(Required work):
Give a count of the lines below that have the string "Yield" in them, with no other words.

(Supplied records):
—————

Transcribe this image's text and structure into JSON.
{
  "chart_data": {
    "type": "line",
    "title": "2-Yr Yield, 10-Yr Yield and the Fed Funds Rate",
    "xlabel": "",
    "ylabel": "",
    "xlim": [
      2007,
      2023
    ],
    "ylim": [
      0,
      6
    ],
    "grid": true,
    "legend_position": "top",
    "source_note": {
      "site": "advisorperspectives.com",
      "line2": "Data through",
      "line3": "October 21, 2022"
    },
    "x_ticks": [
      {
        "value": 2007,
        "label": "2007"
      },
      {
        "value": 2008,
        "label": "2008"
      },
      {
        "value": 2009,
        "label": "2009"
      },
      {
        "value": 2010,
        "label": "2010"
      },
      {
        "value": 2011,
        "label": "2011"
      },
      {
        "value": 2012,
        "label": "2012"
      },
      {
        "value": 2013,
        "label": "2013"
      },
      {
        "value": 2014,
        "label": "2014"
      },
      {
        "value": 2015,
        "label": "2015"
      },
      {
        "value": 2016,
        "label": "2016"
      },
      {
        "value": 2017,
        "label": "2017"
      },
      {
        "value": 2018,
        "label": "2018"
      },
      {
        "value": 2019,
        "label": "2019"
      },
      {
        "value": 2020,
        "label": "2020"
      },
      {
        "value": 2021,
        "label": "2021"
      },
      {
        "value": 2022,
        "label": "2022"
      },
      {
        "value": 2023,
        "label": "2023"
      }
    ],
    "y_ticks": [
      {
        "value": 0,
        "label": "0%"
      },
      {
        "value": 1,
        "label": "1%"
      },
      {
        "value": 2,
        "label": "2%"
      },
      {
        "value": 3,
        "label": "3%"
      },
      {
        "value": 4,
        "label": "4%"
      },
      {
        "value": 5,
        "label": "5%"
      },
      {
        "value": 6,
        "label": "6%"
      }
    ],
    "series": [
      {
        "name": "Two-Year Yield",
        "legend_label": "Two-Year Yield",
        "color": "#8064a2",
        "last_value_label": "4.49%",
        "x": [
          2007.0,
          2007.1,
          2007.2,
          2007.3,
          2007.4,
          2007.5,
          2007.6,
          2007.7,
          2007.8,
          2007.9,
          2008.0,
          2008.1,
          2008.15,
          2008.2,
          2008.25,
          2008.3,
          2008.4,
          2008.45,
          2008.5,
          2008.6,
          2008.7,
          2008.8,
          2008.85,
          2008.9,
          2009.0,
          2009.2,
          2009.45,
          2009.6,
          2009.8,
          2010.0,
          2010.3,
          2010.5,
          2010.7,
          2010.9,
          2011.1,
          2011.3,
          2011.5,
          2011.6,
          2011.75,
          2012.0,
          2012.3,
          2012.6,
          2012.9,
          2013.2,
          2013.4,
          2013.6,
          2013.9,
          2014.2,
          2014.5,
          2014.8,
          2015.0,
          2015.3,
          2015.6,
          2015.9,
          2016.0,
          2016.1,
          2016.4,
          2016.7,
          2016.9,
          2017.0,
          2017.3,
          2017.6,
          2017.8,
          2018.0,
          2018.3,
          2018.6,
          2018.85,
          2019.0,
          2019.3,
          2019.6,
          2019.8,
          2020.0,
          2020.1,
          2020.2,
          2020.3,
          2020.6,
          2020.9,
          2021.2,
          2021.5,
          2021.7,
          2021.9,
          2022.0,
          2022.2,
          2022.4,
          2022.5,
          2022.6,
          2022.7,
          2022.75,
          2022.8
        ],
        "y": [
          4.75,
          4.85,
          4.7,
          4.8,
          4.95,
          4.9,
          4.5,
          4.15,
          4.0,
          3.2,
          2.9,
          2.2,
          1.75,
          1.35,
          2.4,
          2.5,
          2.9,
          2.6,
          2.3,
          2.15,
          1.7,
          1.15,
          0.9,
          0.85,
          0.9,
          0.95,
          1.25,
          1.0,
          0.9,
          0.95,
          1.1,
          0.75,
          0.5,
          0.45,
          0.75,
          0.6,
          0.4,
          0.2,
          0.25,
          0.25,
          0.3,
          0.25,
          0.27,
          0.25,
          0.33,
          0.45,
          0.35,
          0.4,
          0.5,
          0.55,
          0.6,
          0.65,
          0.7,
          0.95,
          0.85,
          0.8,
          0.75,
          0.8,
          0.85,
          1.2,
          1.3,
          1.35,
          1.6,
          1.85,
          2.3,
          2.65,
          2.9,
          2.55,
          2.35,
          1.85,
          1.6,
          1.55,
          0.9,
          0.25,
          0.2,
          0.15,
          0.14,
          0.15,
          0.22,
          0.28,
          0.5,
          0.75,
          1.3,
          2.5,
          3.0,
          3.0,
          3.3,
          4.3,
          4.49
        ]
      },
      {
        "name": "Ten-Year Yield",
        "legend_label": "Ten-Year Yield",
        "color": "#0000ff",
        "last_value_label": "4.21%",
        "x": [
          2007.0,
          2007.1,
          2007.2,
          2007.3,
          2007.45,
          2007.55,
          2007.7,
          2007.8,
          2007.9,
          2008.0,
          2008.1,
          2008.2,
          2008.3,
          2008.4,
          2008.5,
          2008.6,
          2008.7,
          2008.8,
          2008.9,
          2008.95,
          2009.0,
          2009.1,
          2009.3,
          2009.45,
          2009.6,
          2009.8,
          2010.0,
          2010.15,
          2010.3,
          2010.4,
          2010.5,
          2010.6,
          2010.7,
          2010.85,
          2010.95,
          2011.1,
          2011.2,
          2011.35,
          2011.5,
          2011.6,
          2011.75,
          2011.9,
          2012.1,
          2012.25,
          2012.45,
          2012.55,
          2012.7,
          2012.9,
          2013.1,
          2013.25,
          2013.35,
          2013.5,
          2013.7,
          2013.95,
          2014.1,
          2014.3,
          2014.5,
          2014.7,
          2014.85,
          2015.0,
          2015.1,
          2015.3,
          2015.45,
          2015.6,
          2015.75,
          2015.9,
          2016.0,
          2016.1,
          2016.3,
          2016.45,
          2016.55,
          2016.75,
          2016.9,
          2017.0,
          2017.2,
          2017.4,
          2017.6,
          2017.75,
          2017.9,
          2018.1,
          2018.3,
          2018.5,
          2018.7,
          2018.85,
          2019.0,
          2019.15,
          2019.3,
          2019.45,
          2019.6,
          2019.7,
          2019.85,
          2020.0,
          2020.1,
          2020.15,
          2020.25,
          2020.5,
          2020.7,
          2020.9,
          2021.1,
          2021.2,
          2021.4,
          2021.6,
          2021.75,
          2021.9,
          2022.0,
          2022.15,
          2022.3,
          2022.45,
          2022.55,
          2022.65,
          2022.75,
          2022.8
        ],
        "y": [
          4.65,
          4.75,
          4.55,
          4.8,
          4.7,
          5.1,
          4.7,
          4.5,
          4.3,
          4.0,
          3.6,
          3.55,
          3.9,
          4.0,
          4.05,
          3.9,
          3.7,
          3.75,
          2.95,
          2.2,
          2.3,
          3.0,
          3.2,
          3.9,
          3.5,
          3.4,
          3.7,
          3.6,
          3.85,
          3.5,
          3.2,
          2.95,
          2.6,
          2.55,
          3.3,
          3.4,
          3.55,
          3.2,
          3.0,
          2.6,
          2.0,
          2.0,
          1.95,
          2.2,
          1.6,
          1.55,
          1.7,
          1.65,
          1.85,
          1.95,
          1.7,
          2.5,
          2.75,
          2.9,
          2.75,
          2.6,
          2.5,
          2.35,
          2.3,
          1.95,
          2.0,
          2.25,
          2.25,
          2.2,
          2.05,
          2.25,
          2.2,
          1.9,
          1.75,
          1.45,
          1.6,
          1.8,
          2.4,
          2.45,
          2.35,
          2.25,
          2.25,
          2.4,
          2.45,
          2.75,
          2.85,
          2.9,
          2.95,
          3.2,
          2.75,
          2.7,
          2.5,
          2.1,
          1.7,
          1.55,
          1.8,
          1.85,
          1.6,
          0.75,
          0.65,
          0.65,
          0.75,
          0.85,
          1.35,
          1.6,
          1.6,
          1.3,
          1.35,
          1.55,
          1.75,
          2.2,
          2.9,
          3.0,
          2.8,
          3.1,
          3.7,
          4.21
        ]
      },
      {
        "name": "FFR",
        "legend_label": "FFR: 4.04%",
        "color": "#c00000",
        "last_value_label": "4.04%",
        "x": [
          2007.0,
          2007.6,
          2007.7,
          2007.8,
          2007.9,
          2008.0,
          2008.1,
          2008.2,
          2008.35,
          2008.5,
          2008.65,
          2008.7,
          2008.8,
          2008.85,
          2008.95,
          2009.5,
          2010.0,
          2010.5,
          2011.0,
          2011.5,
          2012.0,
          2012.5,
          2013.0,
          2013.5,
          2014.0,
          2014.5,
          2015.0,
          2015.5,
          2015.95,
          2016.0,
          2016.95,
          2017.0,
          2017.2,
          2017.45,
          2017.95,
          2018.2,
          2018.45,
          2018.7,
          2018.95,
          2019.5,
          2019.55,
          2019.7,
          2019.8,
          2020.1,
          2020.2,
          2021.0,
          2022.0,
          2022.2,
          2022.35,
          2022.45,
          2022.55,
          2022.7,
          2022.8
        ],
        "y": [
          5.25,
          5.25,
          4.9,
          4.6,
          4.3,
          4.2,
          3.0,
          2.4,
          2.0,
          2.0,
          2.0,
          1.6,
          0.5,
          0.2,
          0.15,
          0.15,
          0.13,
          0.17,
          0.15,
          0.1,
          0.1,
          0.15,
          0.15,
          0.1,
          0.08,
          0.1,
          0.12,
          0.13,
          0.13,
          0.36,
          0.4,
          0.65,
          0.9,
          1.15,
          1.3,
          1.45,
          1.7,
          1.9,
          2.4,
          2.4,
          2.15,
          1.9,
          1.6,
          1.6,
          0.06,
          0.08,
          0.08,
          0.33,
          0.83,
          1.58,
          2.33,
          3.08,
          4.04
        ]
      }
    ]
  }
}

—————

(Exercise response):
5